▸ Written task: Search the material below for the word "Jumpsuit". Copy every line that has it.
◆ ◆ ◆ ◆
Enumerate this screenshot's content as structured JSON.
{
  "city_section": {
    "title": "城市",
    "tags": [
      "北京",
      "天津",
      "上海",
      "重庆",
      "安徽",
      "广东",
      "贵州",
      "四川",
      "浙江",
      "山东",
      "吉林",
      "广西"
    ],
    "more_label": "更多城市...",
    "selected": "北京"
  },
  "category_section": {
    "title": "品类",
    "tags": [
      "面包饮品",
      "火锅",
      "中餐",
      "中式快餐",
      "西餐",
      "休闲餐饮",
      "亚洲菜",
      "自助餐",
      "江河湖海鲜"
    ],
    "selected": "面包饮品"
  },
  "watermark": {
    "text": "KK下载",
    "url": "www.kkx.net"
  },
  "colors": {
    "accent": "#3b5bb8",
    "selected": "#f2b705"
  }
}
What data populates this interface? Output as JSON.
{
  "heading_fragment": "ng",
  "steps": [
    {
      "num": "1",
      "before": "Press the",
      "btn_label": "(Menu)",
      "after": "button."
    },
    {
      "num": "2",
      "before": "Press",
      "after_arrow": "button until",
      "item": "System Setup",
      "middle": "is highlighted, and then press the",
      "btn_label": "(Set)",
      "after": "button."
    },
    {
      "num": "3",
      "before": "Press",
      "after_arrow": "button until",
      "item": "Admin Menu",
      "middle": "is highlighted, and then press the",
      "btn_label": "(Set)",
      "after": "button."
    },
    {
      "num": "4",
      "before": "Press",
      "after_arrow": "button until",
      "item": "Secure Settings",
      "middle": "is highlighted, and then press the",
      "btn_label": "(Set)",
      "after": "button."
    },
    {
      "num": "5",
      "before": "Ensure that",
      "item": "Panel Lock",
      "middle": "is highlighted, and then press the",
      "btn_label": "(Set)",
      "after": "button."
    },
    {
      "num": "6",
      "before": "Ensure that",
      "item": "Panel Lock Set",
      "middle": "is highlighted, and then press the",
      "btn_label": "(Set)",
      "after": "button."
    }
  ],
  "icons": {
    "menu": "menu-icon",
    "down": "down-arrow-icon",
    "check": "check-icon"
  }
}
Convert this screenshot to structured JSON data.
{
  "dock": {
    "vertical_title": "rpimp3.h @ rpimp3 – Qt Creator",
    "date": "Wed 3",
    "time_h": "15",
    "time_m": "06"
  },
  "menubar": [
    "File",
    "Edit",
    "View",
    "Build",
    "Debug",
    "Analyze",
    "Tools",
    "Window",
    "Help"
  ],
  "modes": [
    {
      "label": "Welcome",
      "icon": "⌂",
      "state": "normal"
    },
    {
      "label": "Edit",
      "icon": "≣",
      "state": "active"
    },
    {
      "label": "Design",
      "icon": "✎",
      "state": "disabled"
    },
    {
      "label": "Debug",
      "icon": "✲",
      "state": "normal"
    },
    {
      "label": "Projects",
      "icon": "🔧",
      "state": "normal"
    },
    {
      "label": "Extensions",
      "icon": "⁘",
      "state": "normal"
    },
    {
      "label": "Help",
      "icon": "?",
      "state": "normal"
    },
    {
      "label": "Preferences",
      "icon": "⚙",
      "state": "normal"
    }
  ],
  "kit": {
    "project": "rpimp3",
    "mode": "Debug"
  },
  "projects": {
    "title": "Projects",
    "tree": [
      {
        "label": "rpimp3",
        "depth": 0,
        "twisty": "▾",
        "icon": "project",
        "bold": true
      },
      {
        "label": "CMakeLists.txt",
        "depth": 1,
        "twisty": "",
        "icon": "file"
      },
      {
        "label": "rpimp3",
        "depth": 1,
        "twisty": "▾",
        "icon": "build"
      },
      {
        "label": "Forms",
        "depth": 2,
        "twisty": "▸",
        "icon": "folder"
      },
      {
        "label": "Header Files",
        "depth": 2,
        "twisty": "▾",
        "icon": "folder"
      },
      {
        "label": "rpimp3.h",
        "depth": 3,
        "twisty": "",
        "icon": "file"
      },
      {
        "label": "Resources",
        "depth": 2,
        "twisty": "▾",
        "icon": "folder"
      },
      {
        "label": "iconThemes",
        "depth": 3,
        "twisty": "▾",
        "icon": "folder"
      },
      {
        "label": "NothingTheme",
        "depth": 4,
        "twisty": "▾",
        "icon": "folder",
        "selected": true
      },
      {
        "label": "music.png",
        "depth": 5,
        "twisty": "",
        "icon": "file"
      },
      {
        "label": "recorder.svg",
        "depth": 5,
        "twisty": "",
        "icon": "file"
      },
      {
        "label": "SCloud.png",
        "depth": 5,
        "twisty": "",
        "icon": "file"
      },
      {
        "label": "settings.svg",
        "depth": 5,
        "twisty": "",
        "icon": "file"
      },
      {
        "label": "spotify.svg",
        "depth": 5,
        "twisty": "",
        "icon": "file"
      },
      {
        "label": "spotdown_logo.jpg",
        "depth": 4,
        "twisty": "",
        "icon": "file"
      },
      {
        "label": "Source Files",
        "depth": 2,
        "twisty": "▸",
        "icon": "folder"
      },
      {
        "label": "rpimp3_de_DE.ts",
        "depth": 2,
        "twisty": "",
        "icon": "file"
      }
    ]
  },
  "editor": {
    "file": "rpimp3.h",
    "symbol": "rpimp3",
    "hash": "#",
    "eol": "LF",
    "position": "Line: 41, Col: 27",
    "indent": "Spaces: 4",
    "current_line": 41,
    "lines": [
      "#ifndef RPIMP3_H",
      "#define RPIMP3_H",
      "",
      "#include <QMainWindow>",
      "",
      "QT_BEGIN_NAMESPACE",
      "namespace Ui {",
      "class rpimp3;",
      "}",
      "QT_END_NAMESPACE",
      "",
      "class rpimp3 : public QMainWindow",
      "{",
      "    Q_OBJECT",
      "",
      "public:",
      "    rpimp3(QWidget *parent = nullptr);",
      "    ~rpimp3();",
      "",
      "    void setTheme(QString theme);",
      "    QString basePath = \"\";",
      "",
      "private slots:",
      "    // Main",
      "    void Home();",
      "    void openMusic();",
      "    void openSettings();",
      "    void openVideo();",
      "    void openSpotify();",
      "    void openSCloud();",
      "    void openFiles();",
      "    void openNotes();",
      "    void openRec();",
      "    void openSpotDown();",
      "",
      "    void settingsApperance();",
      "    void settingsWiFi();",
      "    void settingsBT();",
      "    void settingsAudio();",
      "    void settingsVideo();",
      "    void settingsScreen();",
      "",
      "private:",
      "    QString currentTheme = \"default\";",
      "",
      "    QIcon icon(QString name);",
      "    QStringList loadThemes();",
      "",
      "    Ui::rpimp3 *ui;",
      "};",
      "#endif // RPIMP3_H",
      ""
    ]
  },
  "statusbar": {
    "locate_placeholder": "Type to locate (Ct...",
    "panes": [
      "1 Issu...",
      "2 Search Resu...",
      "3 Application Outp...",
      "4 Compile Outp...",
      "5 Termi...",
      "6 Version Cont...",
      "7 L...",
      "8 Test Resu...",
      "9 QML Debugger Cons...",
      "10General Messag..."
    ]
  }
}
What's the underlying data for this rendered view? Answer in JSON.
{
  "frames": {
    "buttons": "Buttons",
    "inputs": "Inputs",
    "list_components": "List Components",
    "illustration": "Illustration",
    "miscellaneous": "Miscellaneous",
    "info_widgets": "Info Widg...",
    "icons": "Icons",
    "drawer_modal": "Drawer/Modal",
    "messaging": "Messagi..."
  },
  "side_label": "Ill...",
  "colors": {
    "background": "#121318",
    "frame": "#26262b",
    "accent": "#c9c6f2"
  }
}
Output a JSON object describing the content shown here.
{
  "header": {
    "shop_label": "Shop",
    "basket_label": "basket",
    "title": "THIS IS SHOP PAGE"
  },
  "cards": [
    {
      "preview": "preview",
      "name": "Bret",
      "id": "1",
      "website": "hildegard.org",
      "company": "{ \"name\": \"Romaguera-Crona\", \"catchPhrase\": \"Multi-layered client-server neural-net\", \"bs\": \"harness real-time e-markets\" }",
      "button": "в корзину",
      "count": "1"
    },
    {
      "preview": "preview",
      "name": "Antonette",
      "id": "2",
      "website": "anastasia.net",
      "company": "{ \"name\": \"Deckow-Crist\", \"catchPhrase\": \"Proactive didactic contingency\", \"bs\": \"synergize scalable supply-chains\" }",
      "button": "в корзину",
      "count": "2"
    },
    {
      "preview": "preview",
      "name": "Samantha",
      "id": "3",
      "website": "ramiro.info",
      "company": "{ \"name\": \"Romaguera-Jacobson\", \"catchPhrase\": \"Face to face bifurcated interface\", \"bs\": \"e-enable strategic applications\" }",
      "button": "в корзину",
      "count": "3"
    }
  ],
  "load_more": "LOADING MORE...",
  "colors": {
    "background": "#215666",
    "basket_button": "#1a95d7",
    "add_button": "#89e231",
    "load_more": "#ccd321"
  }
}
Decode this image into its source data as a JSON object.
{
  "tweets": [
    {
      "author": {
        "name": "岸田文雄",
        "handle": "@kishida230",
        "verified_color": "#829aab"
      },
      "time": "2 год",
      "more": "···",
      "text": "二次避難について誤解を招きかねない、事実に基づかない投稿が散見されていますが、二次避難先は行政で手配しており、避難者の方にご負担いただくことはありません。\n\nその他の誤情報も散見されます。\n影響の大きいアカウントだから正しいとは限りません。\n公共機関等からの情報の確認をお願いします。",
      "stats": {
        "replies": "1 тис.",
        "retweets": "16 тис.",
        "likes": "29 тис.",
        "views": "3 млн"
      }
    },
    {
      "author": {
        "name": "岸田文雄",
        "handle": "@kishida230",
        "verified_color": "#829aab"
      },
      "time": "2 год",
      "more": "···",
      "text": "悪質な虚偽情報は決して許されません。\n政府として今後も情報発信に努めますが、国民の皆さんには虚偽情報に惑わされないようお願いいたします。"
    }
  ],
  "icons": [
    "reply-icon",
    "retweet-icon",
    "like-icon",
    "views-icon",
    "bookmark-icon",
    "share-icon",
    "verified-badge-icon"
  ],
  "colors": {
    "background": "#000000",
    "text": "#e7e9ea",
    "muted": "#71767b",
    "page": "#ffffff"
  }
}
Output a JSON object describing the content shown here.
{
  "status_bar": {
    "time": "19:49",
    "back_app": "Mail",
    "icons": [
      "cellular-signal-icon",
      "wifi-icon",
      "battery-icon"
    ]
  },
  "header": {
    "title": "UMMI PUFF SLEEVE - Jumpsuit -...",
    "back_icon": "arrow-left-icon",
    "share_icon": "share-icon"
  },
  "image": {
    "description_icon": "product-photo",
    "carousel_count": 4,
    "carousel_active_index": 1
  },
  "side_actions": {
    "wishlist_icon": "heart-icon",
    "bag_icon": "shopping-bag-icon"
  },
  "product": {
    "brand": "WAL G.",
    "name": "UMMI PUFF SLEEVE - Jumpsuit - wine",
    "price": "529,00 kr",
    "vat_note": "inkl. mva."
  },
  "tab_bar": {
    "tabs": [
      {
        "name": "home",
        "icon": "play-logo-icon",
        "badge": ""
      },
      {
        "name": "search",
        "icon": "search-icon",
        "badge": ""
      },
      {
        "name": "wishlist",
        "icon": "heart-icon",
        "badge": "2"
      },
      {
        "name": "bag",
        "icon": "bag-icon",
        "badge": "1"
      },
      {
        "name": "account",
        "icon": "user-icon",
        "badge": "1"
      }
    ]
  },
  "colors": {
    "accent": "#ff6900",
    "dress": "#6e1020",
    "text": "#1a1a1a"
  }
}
◆ ◆ ◆ ◆
▸ Exercise answer:
    "title": "UMMI PUFF SLEEVE - Jumpsuit -...",
    "name": "UMMI PUFF SLEEVE - Jumpsuit - wine",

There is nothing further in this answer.